» Extrait à lire
______________________________

La troisième et dernière partie, plus concise, comporte une anthologie bilingue d’extraits de textes de sept auteurs et autrices anglais ou russes traduits en français par Savitzky. Enfin, l’ouvrage se conclut par une bibliographie de son œuvre littéraire, critique et traductive.
Appréciation critique générale
Avec Portrait d’une traductrice, Hersant et Livak ont réussi le pari de représenter la complexité de la figure de Ludmila Savitzky qui, au-delà de son métier de traductrice, occupa une place déterminante dans le microcosme littéraire français du XXe siècle en œuvrant à la canonisation d’écrivains contemporains et à la vie littéraire, à une période marquée par les deux guerres.
Si le titre du livre évoque évidemment Joyce, il rappelle aussi Deslisle, mais dépasse largement la visée biographique que l’on peut retrouver dans les deux volumes dirigés par celui-ci (Delisle, 1999 ; 2002) pour s’ancrer dans la lignée des récentes publications cherchant à rendre visibles des traducteurs et traductrices à travers l’étude de leurs archives (voir Arber, 2023 ; Pickford, 2025 ; Sardin, 2025). Fort de son approche pluridisciplinaire, l’ouvrage se démarque plus particulièrement par l’accès direct aux documents génétiques de la deuxième section. Notons qu’il accorde également une large place à la dimension visuelle par l’intégration de reproductions numériques, ainsi que de photographies de plusieurs personnes ayant croisé la vie de Savitzky.

______________________________

» Consigne 1
Relevez toutes les références bibliographiques données entre parenthèses, avec nom et année, dans l'extrait sur Portrait d'une traductrice.
» Consigne 2
Répondez brièvement à ces questions sur l'extrait consacré à Portrait d'une traductrice.
(a) De combien d'auteurs et autrices l'anthologie bilingue présente-t-elle des extraits ?
(b) Dans le microcosme littéraire français de quel siècle Ludmila Savitzky occupa-t-elle une place déterminante ?
(c) À quels documents la deuxième section de l'ouvrage donne-t-elle un accès direct ?
» Consigne 3
Prolongez l'extrait sur Portrait d'une traductrice à la suite de sa dernière phrase.
Les enregistrements proviennent d'une source distincte de l'extrait.

______________________________

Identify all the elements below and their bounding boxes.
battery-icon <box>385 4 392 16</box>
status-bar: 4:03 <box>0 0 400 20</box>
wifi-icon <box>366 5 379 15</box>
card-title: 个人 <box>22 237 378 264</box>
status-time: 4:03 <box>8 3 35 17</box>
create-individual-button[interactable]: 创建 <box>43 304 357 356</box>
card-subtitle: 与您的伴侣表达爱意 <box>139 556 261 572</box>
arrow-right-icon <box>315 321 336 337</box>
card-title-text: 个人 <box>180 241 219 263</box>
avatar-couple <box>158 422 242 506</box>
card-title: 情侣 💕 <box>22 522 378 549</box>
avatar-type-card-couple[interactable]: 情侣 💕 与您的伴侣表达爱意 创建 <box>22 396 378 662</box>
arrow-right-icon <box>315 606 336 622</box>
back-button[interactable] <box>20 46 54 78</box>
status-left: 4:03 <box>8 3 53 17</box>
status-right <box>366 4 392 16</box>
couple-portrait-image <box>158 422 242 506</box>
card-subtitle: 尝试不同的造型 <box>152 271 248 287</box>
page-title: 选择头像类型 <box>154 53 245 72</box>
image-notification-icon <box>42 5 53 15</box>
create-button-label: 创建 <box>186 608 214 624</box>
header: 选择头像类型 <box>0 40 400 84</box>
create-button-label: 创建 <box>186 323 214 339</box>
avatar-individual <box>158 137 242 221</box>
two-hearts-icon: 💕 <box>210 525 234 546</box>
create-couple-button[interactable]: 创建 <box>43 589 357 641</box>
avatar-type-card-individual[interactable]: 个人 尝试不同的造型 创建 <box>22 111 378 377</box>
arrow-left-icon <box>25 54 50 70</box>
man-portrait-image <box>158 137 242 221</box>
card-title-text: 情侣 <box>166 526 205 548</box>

______________________________

» Résultat 1
Delisle, 1999
Delisle, 2002
Arber, 2023
Pickford, 2025
Sardin, 2025

» Résultat 2
(a) Sept.
(b) Le XXe siècle.
(c) Aux documents génétiques.

» Résultat 3
Compte tenu de la personnalité affirmée de Ludmila Savitzky et de la diversité de sa pratique littéraire, on en vient seulement à regretter que parmi ses écrits originaux ne soit pas reproduit plus qu’un poème adressé à son amie Mireille Havet. Cette absence contribue toutefois à faire de l’ouvrage une incitation pressante à approfondir la connaissance de l’œuvre de cette traductrice, passeuse et autrice. Hersant signale d’ailleurs le caractère encore fragmentaire de l’édition actuelle de ses œuvres en rappelant qu’« une édition intégrale du journal de Savitzky serait la bienvenue ».
Références
Arber, S. (2023). Genèse d’une oeuvre de traducteur. Elmar Tophoven et la traduction transparente. Presses universitaires François Rabelais.
Delisle, J. (dir.). (1999). Portraits de traducteurs. Presses de l’Université d’Ottawa.
Delisle, J. (dir.). (2002). Portraits de traductrices. Presses de l’Université d’Ottawa.
Pickford, S. (2025). Professional Translators in Nineteenth-Century France. Routledge.
Sardin, P. (2025). Barbara Bray, a Woman of Letters. Translator, Radio Producer, Scriptwriter, Critic and Theater Director. Routledge.